• Problem requirements: From the entries that follow, gather each line holding the word "ellátási".

#### Available data ####

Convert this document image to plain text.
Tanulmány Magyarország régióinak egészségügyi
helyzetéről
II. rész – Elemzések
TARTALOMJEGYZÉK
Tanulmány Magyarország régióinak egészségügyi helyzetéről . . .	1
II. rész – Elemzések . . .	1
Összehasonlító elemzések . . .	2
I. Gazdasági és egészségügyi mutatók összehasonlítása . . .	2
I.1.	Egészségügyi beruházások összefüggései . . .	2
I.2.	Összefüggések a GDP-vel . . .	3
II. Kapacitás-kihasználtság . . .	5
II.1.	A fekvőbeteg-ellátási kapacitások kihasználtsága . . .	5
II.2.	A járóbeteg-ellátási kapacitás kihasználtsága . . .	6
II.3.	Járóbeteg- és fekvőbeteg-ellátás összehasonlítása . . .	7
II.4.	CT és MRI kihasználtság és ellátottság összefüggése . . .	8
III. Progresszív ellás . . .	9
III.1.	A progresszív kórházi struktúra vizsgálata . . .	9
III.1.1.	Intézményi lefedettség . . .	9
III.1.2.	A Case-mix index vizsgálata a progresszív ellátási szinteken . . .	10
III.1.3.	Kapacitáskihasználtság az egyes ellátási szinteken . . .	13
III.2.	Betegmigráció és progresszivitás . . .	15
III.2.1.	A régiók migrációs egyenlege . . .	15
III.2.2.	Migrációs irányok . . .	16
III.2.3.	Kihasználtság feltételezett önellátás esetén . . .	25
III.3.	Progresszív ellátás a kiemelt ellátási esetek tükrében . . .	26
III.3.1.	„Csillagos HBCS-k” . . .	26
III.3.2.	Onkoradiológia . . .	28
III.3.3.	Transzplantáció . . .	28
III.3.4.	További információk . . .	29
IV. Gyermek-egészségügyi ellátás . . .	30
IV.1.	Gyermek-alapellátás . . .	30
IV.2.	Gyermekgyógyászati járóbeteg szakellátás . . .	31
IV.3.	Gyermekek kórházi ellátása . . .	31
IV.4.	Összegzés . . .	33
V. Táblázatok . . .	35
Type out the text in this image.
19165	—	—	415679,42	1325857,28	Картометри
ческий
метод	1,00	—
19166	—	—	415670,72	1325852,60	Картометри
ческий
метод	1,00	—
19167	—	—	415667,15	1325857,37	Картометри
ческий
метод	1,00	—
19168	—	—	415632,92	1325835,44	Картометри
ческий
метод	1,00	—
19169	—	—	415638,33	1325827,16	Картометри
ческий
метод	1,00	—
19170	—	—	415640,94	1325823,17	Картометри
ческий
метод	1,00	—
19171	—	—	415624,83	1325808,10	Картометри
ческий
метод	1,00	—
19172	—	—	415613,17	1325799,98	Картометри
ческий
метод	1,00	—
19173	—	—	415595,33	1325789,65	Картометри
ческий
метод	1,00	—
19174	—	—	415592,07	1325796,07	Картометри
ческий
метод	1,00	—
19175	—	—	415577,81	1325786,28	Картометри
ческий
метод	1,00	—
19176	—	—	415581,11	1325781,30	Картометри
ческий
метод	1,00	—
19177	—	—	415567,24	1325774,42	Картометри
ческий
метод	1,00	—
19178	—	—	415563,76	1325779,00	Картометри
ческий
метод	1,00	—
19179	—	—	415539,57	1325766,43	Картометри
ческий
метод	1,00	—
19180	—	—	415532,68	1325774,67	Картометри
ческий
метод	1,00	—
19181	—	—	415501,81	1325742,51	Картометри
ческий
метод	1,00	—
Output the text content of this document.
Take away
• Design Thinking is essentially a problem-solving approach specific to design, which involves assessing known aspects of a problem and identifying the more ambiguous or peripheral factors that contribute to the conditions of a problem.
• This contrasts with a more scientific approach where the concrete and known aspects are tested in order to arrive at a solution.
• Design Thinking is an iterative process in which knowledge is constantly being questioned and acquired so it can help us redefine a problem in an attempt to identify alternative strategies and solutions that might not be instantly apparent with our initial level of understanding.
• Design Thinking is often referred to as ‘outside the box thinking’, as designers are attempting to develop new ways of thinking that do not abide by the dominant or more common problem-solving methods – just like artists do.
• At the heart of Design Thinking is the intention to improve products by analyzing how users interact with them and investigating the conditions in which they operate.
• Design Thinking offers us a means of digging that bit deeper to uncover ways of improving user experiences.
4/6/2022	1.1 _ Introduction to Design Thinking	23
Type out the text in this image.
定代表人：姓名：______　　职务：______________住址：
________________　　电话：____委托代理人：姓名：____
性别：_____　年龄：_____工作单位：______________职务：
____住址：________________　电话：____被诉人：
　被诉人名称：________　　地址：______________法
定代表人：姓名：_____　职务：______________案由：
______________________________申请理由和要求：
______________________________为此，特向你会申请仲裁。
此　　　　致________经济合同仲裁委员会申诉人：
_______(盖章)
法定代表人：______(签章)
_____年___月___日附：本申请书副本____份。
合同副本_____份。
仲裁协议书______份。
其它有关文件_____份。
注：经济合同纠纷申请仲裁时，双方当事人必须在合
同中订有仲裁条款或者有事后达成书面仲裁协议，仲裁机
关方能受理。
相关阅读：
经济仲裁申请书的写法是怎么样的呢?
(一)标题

####

• Solution for this problem:
II.1.	A fekvőbeteg-ellátási kapacitások kihasználtsága . . .	5
II.2.	A járóbeteg-ellátási kapacitás kihasználtsága . . .	6
III.1.2.	A Case-mix index vizsgálata a progresszív ellátási szinteken . . .	10
III.1.3.	Kapacitáskihasználtság az egyes ellátási szinteken . . .	13
III.3.	Progresszív ellátás a kiemelt ellátási esetek tükrében . . .	26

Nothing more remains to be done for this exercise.